═══ Materials provided ═══
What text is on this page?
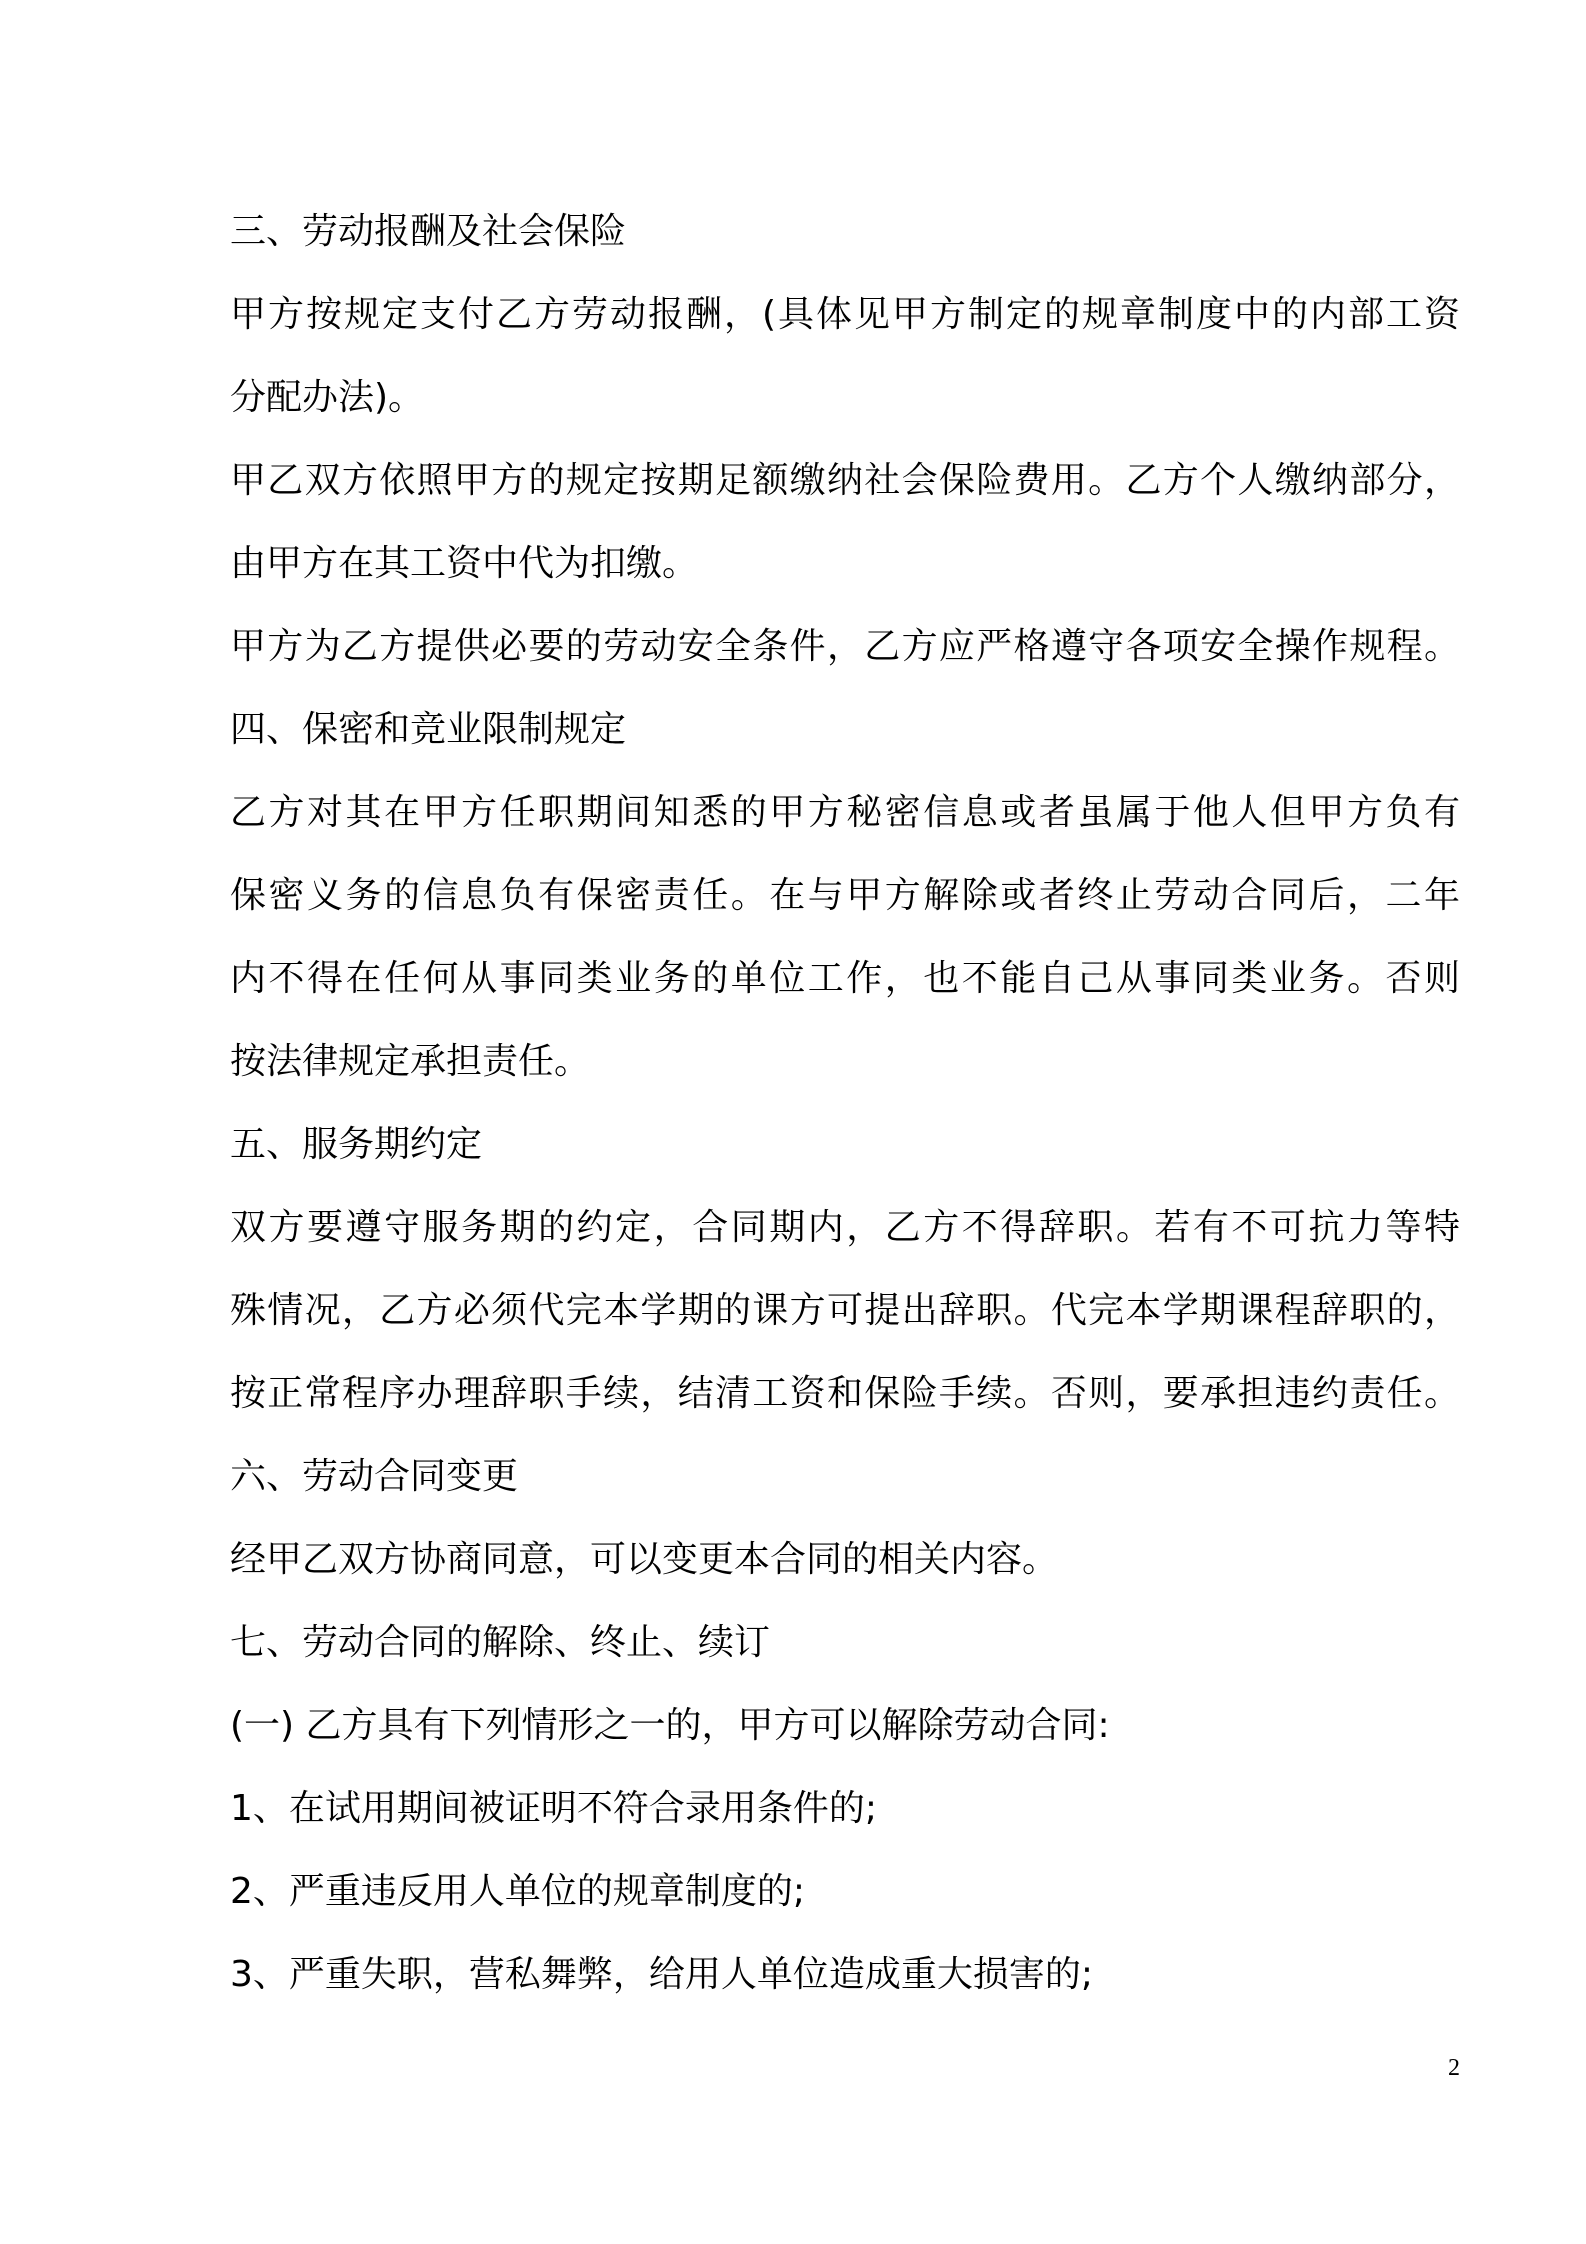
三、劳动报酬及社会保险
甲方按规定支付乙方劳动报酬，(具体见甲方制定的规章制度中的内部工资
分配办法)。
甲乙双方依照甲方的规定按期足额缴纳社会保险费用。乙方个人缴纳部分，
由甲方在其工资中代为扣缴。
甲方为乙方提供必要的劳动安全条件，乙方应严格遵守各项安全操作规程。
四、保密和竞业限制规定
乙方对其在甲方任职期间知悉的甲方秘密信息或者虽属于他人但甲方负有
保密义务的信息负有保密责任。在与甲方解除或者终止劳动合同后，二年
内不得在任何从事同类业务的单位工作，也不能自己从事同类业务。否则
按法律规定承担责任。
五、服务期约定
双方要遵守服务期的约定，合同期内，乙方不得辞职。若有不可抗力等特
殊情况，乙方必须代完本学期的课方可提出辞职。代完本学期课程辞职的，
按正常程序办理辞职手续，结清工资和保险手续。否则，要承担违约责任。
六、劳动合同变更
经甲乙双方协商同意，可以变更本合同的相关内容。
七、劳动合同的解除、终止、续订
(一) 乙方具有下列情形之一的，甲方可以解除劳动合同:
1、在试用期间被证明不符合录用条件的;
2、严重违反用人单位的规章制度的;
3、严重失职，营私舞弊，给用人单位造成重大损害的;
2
═══
Without including the pictures, reproduce all entries exactly.

*Right answer*:
What text is on this page?
三、劳动报酬及社会保险
甲方按规定支付乙方劳动报酬，(具体见甲方制定的规章制度中的内部工资
分配办法)。
甲乙双方依照甲方的规定按期足额缴纳社会保险费用。乙方个人缴纳部分，
由甲方在其工资中代为扣缴。
甲方为乙方提供必要的劳动安全条件，乙方应严格遵守各项安全操作规程。
四、保密和竞业限制规定
乙方对其在甲方任职期间知悉的甲方秘密信息或者虽属于他人但甲方负有
保密义务的信息负有保密责任。在与甲方解除或者终止劳动合同后，二年
内不得在任何从事同类业务的单位工作，也不能自己从事同类业务。否则
按法律规定承担责任。
五、服务期约定
双方要遵守服务期的约定，合同期内，乙方不得辞职。若有不可抗力等特
殊情况，乙方必须代完本学期的课方可提出辞职。代完本学期课程辞职的，
按正常程序办理辞职手续，结清工资和保险手续。否则，要承担违约责任。
六、劳动合同变更
经甲乙双方协商同意，可以变更本合同的相关内容。
七、劳动合同的解除、终止、续订
(一) 乙方具有下列情形之一的，甲方可以解除劳动合同:
1、在试用期间被证明不符合录用条件的;
2、严重违反用人单位的规章制度的;
3、严重失职，营私舞弊，给用人单位造成重大损害的;
2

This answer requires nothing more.